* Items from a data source
** START **

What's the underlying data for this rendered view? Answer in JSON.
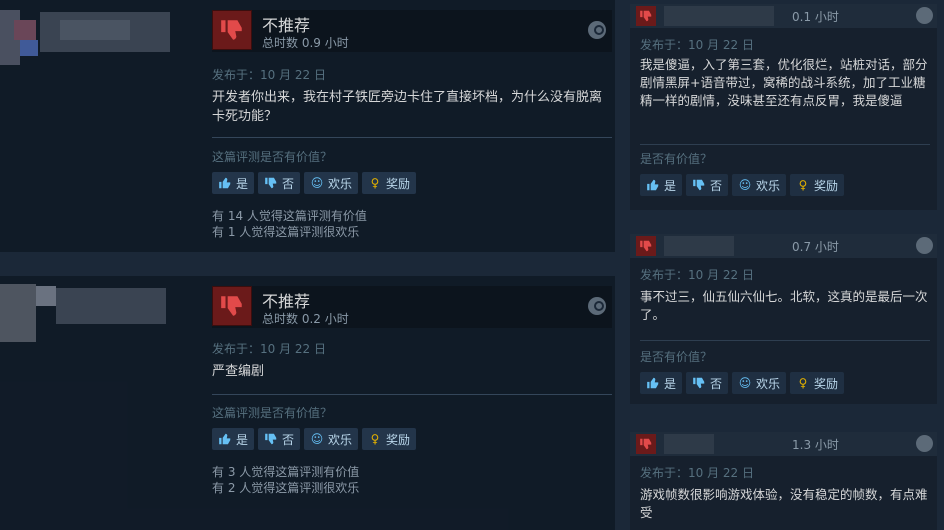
{
  "reviews": [
    {
      "verdict": "不推荐",
      "playtime": "总时数 0.9 小时",
      "posted": "发布于：10 月 22 日",
      "content": "开发者你出来，我在村子铁匠旁边卡住了直接坏档，为什么没有脱离卡死功能？",
      "helpful_question": "这篇评测是否有价值？",
      "votes": {
        "yes": "是",
        "no": "否",
        "funny": "欢乐",
        "award": "奖励"
      },
      "stats": [
        "有 14 人觉得这篇评测有价值",
        "有 1 人觉得这篇评测很欢乐"
      ]
    },
    {
      "verdict": "不推荐",
      "playtime": "总时数 0.2 小时",
      "posted": "发布于：10 月 22 日",
      "content": "严查编剧",
      "helpful_question": "这篇评测是否有价值？",
      "votes": {
        "yes": "是",
        "no": "否",
        "funny": "欢乐",
        "award": "奖励"
      },
      "stats": [
        "有 3 人觉得这篇评测有价值",
        "有 2 人觉得这篇评测很欢乐"
      ]
    }
  ],
  "recent_reviews": [
    {
      "hours": "0.1 小时",
      "posted": "发布于：10 月 22 日",
      "content": "我是傻逼，入了第三套，优化很烂，站桩对话，部分剧情黑屏+语音带过，窝稀的战斗系统，加了工业糖精一样的剧情，没味甚至还有点反胃，我是傻逼",
      "helpful_question": "是否有价值？",
      "votes": {
        "yes": "是",
        "no": "否",
        "funny": "欢乐",
        "award": "奖励"
      }
    },
    {
      "hours": "0.7 小时",
      "posted": "发布于：10 月 22 日",
      "content": "事不过三，仙五仙六仙七。北软，这真的是最后一次了。",
      "helpful_question": "是否有价值？",
      "votes": {
        "yes": "是",
        "no": "否",
        "funny": "欢乐",
        "award": "奖励"
      }
    },
    {
      "hours": "1.3 小时",
      "posted": "发布于：10 月 22 日",
      "content": "游戏帧数很影响游戏体验，没有稳定的帧数，有点难受"
    }
  ],
  "icons": {
    "thumbs_down": "thumbs-down-icon",
    "thumbs_up": "thumbs-up-icon",
    "smile": "smile-icon",
    "award": "award-icon",
    "steam": "steam-logo-icon"
  },
  "colors": {
    "background": "#1b2838",
    "negative": "#6b1a1a",
    "link": "#66c0f4",
    "award": "#e2b000"
  }
}
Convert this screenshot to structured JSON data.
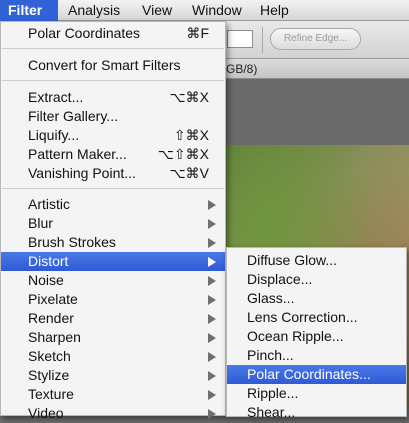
{
  "menubar": {
    "items": [
      "Filter",
      "Analysis",
      "View",
      "Window",
      "Help"
    ],
    "active_index": 0
  },
  "options_bar": {
    "refine_edge_label": "Refine Edge..."
  },
  "document_tab": {
    "mode_text": "GB/8)"
  },
  "filter_menu": {
    "last_filter": {
      "label": "Polar Coordinates",
      "shortcut": "⌘F"
    },
    "convert_smart": "Convert for Smart Filters",
    "plugins": [
      {
        "label": "Extract...",
        "shortcut": "⌥⌘X"
      },
      {
        "label": "Filter Gallery...",
        "shortcut": ""
      },
      {
        "label": "Liquify...",
        "shortcut": "⇧⌘X"
      },
      {
        "label": "Pattern Maker...",
        "shortcut": "⌥⇧⌘X"
      },
      {
        "label": "Vanishing Point...",
        "shortcut": "⌥⌘V"
      }
    ],
    "submenus": [
      {
        "label": "Artistic"
      },
      {
        "label": "Blur"
      },
      {
        "label": "Brush Strokes"
      },
      {
        "label": "Distort",
        "highlighted": true
      },
      {
        "label": "Noise"
      },
      {
        "label": "Pixelate"
      },
      {
        "label": "Render"
      },
      {
        "label": "Sharpen"
      },
      {
        "label": "Sketch"
      },
      {
        "label": "Stylize"
      },
      {
        "label": "Texture"
      },
      {
        "label": "Video"
      }
    ]
  },
  "distort_menu": {
    "items": [
      {
        "label": "Diffuse Glow..."
      },
      {
        "label": "Displace..."
      },
      {
        "label": "Glass..."
      },
      {
        "label": "Lens Correction..."
      },
      {
        "label": "Ocean Ripple..."
      },
      {
        "label": "Pinch..."
      },
      {
        "label": "Polar Coordinates...",
        "highlighted": true
      },
      {
        "label": "Ripple..."
      },
      {
        "label": "Shear..."
      }
    ]
  },
  "colors": {
    "highlight": "#3a66dc",
    "menu_bg": "#f4f4f4"
  }
}
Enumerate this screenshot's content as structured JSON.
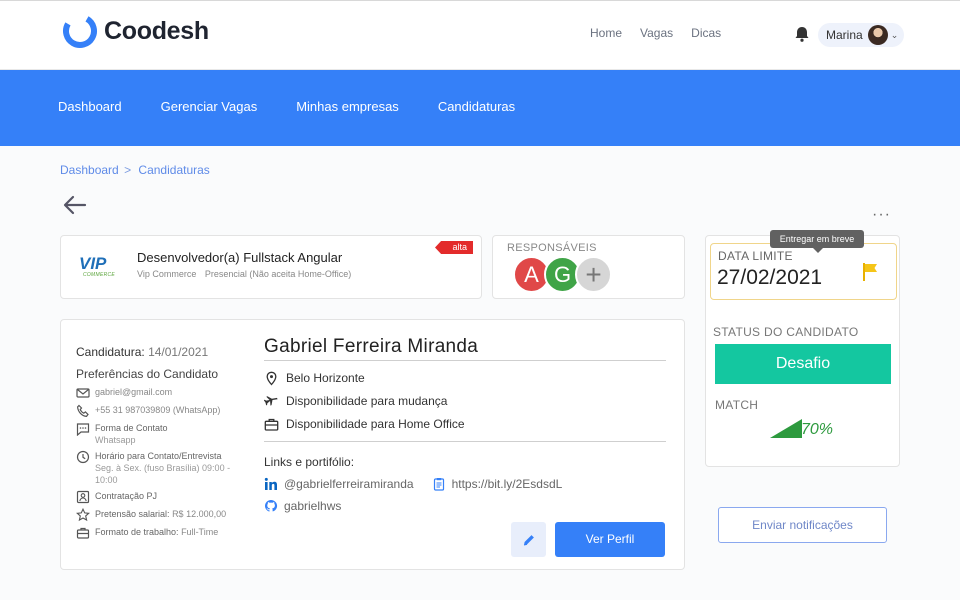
{
  "header": {
    "brand": "Coodesh",
    "nav": [
      "Home",
      "Vagas",
      "Dicas"
    ],
    "user_name": "Marina"
  },
  "main_nav": [
    "Dashboard",
    "Gerenciar Vagas",
    "Minhas empresas",
    "Candidaturas"
  ],
  "breadcrumb": {
    "root": "Dashboard",
    "separator": ">",
    "current": "Candidaturas"
  },
  "job": {
    "company_logo_text": "VIP",
    "company_logo_sub": "COMMERCE",
    "title": "Desenvolvedor(a) Fullstack Angular",
    "company": "Vip Commerce",
    "location": "Presencial (Não aceita Home-Office)",
    "priority": "alta"
  },
  "responsaveis": {
    "title": "RESPONSÁVEIS",
    "avatars": [
      "A",
      "G"
    ],
    "add_label": "+"
  },
  "status": {
    "tooltip": "Entregar em breve",
    "date_label": "DATA LIMITE",
    "date_value": "27/02/2021",
    "status_label": "STATUS DO CANDIDATO",
    "status_value": "Desafio",
    "match_label": "MATCH",
    "match_value": "70%",
    "notify_label": "Enviar notificações"
  },
  "candidate": {
    "applied_label": "Candidatura:",
    "applied_date": "14/01/2021",
    "prefs_title": "Preferências do Candidato",
    "email": "gabriel@gmail.com",
    "phone": "+55 31 987039809 (WhatsApp)",
    "contact_form_label": "Forma de Contato",
    "contact_form_value": "Whatsapp",
    "contact_hours_label": "Horário para Contato/Entrevista",
    "contact_hours_value": "Seg. à Sex. (fuso Brasília) 09:00 - 10:00",
    "hiring_label": "Contratação PJ",
    "salary_label": "Pretensão salarial:",
    "salary_value": "R$ 12.000,00",
    "work_format_label": "Formato de trabalho:",
    "work_format_value": "Full-Time",
    "name": "Gabriel Ferreira Miranda",
    "city": "Belo Horizonte",
    "relocation": "Disponibilidade para mudança",
    "home_office": "Disponibilidade para Home Office",
    "links_title": "Links e portifólio:",
    "linkedin": "@gabrielferreiramiranda",
    "portfolio": "https://bit.ly/2EsdsdL",
    "github": "gabrielhws",
    "profile_button": "Ver Perfil"
  },
  "colors": {
    "primary": "#3580f8",
    "status_green": "#14c7a0",
    "priority_red": "#e32b2b",
    "match_green": "#2d9a3e",
    "date_border": "#f0d58a",
    "flag": "#f5c518"
  },
  "icons": [
    "coodesh-logo-icon",
    "bell-icon",
    "back-arrow-icon",
    "more-dots-icon",
    "flag-icon",
    "email-icon",
    "phone-icon",
    "chat-icon",
    "clock-icon",
    "id-card-icon",
    "star-icon",
    "briefcase-icon",
    "location-pin-icon",
    "airplane-icon",
    "linkedin-icon",
    "clipboard-icon",
    "github-icon",
    "pencil-icon"
  ]
}
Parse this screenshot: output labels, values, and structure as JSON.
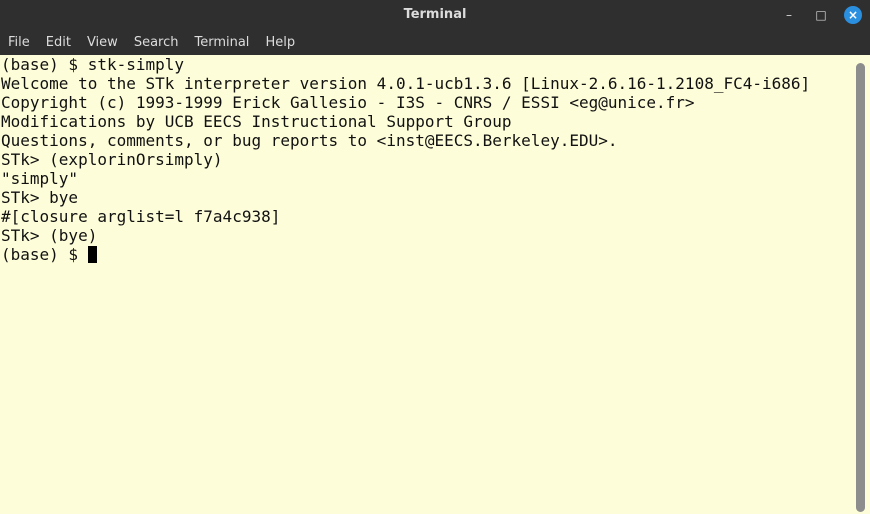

** END **

* To do
Pull every line holding "linkedin" out of the records.

* Result for this exercise
    "linkedin": "@gabrielferreiramiranda",
    "linkedin-icon",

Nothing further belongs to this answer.